Return verbatim the run of lines that opens with the line holding "Extract the chart's" and closes with the last line of the records.

• [INFORMATION SUPPLIED]
"""

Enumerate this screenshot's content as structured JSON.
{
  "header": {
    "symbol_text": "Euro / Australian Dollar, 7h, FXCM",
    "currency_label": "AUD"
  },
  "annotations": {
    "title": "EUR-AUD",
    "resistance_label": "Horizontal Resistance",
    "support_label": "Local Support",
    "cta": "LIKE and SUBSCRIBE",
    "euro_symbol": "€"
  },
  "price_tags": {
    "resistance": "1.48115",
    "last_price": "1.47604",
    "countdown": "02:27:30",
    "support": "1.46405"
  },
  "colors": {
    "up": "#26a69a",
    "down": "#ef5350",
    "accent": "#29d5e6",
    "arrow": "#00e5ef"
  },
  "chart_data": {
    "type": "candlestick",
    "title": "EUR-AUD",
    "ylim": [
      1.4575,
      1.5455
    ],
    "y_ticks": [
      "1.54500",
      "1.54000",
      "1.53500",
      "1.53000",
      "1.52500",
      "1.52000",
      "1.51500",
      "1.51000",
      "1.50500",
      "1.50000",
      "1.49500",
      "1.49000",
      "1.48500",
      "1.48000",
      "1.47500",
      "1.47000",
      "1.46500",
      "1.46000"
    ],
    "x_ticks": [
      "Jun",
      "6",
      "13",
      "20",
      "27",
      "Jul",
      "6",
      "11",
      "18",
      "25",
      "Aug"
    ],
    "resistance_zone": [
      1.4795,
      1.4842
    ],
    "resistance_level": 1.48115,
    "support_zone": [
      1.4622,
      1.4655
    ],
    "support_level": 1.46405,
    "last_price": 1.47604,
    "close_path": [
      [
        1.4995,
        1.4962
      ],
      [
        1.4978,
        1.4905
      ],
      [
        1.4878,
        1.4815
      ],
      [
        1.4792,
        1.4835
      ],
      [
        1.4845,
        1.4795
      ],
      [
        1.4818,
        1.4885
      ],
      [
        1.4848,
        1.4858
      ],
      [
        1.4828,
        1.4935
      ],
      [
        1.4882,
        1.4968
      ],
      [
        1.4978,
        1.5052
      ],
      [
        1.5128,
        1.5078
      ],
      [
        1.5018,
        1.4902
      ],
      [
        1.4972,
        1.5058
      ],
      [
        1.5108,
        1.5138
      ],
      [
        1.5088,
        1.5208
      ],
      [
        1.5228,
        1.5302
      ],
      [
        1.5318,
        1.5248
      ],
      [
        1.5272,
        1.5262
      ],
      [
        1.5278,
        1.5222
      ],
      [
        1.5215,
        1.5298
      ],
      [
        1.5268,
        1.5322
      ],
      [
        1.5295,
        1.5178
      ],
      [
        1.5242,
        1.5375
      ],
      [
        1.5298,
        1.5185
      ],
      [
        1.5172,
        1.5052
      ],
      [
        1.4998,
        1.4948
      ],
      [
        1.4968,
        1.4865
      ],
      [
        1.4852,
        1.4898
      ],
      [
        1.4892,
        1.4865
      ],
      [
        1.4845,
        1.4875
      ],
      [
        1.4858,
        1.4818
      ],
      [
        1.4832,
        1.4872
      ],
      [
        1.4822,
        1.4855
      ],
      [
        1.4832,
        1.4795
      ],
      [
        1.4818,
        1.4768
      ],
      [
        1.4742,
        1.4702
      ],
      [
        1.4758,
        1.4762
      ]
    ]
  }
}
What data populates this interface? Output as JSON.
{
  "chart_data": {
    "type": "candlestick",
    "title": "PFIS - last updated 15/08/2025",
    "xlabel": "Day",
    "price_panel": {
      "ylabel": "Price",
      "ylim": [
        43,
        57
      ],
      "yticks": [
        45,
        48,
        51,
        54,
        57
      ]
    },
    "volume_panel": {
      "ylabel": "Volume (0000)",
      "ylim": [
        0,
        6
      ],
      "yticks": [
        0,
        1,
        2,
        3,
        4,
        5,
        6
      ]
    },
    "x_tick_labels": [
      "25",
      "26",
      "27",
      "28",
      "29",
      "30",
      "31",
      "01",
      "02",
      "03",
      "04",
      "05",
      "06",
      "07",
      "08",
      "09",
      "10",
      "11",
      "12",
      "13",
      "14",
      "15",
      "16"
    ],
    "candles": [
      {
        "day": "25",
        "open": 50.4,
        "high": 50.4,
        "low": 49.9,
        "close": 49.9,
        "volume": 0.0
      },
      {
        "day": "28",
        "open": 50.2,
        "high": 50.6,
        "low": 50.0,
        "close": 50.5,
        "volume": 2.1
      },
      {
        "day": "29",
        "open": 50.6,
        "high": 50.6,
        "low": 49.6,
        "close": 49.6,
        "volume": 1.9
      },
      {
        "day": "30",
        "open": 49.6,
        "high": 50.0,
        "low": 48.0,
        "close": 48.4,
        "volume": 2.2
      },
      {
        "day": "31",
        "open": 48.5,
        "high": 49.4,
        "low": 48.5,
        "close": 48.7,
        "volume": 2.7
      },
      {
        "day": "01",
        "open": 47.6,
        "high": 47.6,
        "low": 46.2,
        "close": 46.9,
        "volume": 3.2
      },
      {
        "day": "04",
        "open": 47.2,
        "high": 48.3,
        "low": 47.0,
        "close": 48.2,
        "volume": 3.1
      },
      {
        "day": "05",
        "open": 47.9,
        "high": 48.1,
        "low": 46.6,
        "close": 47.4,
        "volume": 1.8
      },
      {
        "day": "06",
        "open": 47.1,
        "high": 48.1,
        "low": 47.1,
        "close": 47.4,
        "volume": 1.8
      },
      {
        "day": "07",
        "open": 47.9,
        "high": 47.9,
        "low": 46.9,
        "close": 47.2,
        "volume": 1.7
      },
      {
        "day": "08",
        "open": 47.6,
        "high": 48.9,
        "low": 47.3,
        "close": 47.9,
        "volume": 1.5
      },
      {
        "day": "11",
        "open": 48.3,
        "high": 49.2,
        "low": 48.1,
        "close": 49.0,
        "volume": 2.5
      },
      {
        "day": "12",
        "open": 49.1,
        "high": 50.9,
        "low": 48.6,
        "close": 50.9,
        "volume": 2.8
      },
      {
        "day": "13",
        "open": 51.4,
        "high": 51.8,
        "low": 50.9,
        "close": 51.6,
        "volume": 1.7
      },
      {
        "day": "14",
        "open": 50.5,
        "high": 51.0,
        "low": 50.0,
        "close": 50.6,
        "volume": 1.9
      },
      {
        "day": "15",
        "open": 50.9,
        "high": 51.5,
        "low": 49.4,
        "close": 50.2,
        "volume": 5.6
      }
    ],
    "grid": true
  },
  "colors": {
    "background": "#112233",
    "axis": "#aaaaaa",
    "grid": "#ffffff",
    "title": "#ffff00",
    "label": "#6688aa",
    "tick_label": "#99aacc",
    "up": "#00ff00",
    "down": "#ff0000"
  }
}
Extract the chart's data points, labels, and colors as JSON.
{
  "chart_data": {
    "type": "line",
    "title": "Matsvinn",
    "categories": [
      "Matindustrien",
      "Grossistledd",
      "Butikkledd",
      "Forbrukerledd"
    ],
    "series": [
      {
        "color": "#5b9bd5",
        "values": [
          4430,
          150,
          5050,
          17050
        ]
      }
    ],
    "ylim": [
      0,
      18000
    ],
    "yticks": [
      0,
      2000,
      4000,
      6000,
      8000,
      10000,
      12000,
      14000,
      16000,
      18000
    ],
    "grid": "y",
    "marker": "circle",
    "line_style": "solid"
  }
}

"""

• [IN RESPONSE]
Extract the chart's data points, labels, and colors as JSON.
{
  "chart_data": {
    "type": "line",
    "title": "Matsvinn",
    "categories": [
      "Matindustrien",
      "Grossistledd",
      "Butikkledd",
      "Forbrukerledd"
    ],
    "series": [
      {
        "color": "#5b9bd5",
        "values": [
          4430,
          150,
          5050,
          17050
        ]
      }
    ],
    "ylim": [
      0,
      18000
    ],
    "yticks": [
      0,
      2000,
      4000,
      6000,
      8000,
      10000,
      12000,
      14000,
      16000,
      18000
    ],
    "grid": "y",
    "marker": "circle",
    "line_style": "solid"
  }
}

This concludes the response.